Goal of the exercise:
Check each line for the string "Form". Give only the count of lines that have it.

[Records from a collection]
* begin *

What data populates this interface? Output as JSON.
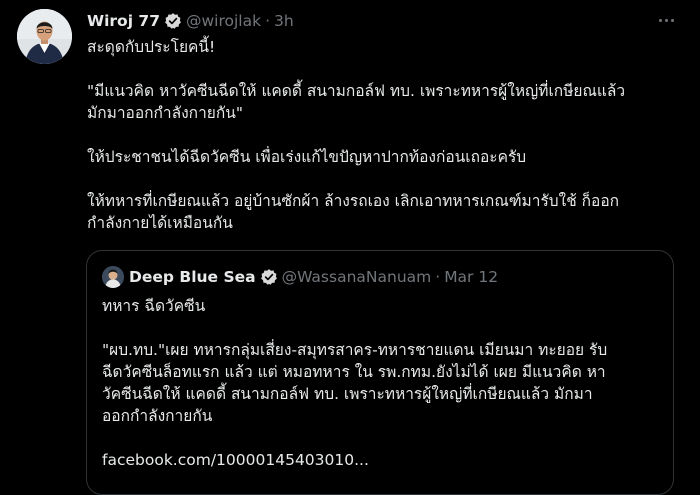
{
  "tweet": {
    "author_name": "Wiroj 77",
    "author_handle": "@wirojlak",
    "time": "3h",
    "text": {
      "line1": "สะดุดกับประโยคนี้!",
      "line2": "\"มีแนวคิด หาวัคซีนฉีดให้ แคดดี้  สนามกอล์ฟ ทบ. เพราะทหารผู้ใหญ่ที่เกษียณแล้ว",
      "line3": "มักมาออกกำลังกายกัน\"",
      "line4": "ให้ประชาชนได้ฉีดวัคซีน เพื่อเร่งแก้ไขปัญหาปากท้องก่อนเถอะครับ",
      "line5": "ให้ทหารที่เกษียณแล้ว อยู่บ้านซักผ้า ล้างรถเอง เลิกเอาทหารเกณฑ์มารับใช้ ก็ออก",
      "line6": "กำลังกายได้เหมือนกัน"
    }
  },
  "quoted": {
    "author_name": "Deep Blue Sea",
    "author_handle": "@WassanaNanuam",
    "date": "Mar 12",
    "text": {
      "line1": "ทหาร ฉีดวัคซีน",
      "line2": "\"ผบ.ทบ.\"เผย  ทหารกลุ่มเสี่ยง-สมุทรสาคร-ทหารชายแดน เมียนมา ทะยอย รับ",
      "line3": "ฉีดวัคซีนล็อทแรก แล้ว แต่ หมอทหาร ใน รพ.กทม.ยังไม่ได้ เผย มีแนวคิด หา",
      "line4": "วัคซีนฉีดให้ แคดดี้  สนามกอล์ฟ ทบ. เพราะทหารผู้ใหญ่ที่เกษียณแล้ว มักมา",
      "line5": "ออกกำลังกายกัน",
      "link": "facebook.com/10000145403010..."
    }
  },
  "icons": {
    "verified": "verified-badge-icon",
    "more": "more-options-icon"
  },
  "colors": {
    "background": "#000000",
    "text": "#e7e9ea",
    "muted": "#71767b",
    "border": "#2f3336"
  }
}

* end *
* begin *

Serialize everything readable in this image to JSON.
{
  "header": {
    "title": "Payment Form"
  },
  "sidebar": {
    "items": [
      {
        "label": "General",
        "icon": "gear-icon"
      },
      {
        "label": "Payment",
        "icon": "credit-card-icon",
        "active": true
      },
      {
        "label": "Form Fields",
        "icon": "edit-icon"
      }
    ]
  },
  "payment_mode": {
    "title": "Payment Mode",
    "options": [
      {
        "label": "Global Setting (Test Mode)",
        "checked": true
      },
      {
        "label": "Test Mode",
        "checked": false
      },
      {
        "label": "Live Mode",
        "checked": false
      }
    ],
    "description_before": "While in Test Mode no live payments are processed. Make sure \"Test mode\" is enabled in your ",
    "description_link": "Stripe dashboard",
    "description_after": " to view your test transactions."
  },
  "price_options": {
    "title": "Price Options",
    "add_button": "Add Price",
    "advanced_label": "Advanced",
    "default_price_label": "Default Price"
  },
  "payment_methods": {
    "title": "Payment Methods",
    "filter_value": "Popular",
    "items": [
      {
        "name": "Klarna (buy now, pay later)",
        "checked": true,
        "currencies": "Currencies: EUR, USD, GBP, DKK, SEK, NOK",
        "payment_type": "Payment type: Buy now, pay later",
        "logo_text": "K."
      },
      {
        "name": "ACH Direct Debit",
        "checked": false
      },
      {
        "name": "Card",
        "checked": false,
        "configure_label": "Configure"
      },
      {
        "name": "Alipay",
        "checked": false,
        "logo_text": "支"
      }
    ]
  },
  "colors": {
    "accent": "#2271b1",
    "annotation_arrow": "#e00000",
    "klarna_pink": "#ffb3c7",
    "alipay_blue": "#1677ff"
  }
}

* end *

The response:
2